-------- Record list --------
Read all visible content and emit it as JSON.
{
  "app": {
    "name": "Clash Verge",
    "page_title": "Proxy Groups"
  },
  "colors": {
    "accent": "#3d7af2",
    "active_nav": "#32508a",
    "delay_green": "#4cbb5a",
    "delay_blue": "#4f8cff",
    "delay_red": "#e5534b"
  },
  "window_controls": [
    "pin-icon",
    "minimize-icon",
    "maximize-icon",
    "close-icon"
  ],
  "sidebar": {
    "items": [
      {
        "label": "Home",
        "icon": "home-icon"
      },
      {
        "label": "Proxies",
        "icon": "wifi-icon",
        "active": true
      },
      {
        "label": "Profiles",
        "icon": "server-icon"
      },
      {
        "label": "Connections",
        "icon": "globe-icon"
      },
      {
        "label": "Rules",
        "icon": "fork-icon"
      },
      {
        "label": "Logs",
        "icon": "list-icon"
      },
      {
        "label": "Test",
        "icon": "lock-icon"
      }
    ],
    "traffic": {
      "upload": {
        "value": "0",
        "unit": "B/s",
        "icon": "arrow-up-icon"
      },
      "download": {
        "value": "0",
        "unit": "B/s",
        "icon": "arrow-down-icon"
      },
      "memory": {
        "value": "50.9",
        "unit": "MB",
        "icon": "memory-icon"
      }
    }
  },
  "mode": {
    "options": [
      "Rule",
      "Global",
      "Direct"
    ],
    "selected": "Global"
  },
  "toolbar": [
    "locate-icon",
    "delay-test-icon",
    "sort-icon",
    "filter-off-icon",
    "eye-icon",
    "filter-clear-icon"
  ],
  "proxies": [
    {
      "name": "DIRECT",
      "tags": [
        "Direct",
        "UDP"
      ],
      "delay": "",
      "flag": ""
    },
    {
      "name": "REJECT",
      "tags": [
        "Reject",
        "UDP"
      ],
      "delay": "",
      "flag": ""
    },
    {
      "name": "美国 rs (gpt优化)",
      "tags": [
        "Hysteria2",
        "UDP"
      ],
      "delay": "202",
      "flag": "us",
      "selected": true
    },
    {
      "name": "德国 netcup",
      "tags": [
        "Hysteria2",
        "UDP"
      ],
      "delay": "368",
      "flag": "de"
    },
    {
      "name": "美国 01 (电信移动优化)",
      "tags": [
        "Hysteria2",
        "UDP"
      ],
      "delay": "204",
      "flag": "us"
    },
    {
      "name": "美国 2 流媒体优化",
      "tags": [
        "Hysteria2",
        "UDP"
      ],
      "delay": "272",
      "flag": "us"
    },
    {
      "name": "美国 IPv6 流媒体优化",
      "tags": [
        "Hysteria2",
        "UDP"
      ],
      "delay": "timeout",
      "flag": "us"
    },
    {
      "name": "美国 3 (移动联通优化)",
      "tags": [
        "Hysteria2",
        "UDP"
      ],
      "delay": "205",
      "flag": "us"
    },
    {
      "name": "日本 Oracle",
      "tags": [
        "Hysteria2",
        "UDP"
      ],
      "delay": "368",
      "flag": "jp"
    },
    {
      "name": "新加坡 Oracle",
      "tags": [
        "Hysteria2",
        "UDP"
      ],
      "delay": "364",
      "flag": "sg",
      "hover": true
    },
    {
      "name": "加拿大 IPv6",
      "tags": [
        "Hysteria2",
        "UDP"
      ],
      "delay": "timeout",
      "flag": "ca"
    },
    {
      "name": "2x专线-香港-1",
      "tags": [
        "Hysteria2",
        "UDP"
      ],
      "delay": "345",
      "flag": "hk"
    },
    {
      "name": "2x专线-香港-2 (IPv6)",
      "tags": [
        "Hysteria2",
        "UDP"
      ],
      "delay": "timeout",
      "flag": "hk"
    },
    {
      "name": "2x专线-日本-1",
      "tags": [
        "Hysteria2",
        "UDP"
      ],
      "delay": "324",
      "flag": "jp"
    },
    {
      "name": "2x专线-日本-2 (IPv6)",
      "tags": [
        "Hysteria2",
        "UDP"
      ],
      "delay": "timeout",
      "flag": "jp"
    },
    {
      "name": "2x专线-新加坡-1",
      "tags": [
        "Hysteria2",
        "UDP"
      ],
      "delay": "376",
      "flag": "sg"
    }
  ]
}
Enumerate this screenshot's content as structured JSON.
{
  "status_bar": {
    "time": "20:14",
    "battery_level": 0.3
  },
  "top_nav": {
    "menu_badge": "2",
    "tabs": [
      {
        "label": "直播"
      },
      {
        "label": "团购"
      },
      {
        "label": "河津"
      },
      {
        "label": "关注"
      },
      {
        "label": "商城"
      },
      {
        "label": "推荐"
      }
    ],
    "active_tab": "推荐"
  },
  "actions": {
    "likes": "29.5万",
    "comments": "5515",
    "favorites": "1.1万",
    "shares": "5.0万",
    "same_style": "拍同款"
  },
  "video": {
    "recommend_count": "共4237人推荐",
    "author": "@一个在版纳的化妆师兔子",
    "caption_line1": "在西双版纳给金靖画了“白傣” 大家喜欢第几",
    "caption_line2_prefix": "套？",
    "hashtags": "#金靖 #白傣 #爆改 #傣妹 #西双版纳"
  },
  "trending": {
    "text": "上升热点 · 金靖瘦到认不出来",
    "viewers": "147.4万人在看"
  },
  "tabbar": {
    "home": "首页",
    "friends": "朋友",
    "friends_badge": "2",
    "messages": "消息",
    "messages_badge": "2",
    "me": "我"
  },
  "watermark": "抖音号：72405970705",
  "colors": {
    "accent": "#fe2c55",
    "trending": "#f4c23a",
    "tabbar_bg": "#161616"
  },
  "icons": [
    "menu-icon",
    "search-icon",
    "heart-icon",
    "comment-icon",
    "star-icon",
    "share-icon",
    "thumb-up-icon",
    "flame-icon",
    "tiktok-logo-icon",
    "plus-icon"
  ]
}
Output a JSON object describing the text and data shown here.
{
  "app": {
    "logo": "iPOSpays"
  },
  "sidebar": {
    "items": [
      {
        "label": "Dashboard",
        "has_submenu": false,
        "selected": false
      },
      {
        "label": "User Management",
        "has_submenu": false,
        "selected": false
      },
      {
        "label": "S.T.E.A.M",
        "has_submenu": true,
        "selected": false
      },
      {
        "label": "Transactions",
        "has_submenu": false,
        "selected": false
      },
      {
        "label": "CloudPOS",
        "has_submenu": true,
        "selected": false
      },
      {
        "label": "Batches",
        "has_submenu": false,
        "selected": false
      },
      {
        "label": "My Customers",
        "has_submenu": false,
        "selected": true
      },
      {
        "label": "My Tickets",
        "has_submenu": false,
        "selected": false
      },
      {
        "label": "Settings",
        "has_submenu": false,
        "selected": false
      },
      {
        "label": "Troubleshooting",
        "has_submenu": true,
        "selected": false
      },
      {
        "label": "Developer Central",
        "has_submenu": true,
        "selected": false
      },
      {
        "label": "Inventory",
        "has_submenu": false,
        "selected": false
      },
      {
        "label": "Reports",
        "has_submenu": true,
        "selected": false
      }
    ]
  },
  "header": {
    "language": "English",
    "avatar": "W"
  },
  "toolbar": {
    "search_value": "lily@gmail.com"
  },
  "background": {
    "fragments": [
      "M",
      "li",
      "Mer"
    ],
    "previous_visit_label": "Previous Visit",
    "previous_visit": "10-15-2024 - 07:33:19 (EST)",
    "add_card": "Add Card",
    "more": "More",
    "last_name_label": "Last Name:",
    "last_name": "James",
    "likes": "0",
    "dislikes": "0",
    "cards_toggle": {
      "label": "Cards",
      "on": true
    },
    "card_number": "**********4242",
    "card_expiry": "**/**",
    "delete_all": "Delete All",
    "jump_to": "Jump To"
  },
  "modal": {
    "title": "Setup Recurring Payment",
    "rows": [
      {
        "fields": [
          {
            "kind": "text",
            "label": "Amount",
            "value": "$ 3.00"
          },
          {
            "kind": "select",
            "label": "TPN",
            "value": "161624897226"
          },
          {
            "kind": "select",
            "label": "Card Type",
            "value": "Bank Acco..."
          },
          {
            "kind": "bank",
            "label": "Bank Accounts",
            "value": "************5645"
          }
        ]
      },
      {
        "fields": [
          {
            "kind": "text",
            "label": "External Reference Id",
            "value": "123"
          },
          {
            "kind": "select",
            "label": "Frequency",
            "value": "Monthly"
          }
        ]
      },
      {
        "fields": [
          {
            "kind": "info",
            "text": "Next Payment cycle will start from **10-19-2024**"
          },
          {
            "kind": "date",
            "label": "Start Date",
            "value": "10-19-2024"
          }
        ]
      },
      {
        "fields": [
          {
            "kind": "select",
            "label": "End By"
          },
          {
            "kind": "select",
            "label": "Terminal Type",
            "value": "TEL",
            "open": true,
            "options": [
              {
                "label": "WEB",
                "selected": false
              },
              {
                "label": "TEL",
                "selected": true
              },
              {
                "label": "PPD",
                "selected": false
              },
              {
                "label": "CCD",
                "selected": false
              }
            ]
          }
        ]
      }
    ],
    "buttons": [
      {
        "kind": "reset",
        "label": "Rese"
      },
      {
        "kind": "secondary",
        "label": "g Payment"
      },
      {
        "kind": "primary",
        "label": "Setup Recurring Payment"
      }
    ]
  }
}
--------
From the listing above, copy every line that holds the string "Setup".

> Solution for this problem:
    "title": "Setup Recurring Payment",
        "label": "Setup Recurring Payment"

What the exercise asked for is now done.